* Start RECORD EXCERPTS *

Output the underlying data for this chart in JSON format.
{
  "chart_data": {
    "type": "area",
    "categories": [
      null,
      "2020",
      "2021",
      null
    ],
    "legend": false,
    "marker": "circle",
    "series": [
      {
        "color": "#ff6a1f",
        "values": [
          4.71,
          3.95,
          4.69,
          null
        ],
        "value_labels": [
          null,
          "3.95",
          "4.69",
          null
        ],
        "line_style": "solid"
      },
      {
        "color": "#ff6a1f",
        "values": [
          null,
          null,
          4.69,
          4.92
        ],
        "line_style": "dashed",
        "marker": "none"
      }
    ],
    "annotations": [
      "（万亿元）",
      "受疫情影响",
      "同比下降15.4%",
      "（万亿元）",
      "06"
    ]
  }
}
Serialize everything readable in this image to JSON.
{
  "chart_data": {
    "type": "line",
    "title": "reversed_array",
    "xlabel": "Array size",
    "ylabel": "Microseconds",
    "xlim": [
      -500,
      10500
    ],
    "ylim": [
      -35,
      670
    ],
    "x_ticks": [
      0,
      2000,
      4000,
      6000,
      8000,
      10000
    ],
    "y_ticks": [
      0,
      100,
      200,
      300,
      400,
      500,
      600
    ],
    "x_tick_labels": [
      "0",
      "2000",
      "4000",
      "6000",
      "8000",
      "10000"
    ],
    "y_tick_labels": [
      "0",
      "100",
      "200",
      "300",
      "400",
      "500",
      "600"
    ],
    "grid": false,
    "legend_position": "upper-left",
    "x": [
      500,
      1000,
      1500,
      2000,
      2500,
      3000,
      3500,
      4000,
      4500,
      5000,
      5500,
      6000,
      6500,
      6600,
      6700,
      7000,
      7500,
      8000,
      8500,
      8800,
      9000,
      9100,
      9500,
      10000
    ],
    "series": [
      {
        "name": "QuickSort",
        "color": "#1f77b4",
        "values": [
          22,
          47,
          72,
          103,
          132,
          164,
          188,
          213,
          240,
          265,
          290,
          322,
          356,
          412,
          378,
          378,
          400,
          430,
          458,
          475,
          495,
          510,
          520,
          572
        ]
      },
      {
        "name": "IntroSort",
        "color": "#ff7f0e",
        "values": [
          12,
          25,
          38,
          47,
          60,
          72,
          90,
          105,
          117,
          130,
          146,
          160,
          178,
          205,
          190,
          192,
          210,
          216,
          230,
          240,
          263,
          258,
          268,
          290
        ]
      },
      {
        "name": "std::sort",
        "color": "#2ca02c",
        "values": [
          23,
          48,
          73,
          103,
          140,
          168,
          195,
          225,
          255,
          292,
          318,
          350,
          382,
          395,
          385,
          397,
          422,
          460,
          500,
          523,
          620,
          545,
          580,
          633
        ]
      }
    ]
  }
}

* End RECORD EXCERPTS *

§ **EXERCISE BRIEF**: Repeat every record, keeping each word and mark exactly as it is.

§ **OUTPUT OF THE EXERCISE**:
Output the underlying data for this chart in JSON format.
{
  "chart_data": {
    "type": "area",
    "categories": [
      null,
      "2020",
      "2021",
      null
    ],
    "legend": false,
    "marker": "circle",
    "series": [
      {
        "color": "#ff6a1f",
        "values": [
          4.71,
          3.95,
          4.69,
          null
        ],
        "value_labels": [
          null,
          "3.95",
          "4.69",
          null
        ],
        "line_style": "solid"
      },
      {
        "color": "#ff6a1f",
        "values": [
          null,
          null,
          4.69,
          4.92
        ],
        "line_style": "dashed",
        "marker": "none"
      }
    ],
    "annotations": [
      "（万亿元）",
      "受疫情影响",
      "同比下降15.4%",
      "（万亿元）",
      "06"
    ]
  }
}
Serialize everything readable in this image to JSON.
{
  "chart_data": {
    "type": "line",
    "title": "reversed_array",
    "xlabel": "Array size",
    "ylabel": "Microseconds",
    "xlim": [
      -500,
      10500
    ],
    "ylim": [
      -35,
      670
    ],
    "x_ticks": [
      0,
      2000,
      4000,
      6000,
      8000,
      10000
    ],
    "y_ticks": [
      0,
      100,
      200,
      300,
      400,
      500,
      600
    ],
    "x_tick_labels": [
      "0",
      "2000",
      "4000",
      "6000",
      "8000",
      "10000"
    ],
    "y_tick_labels": [
      "0",
      "100",
      "200",
      "300",
      "400",
      "500",
      "600"
    ],
    "grid": false,
    "legend_position": "upper-left",
    "x": [
      500,
      1000,
      1500,
      2000,
      2500,
      3000,
      3500,
      4000,
      4500,
      5000,
      5500,
      6000,
      6500,
      6600,
      6700,
      7000,
      7500,
      8000,
      8500,
      8800,
      9000,
      9100,
      9500,
      10000
    ],
    "series": [
      {
        "name": "QuickSort",
        "color": "#1f77b4",
        "values": [
          22,
          47,
          72,
          103,
          132,
          164,
          188,
          213,
          240,
          265,
          290,
          322,
          356,
          412,
          378,
          378,
          400,
          430,
          458,
          475,
          495,
          510,
          520,
          572
        ]
      },
      {
        "name": "IntroSort",
        "color": "#ff7f0e",
        "values": [
          12,
          25,
          38,
          47,
          60,
          72,
          90,
          105,
          117,
          130,
          146,
          160,
          178,
          205,
          190,
          192,
          210,
          216,
          230,
          240,
          263,
          258,
          268,
          290
        ]
      },
      {
        "name": "std::sort",
        "color": "#2ca02c",
        "values": [
          23,
          48,
          73,
          103,
          140,
          168,
          195,
          225,
          255,
          292,
          318,
          350,
          382,
          395,
          385,
          397,
          422,
          460,
          500,
          523,
          620,
          545,
          580,
          633
        ]
      }
    ]
  }
}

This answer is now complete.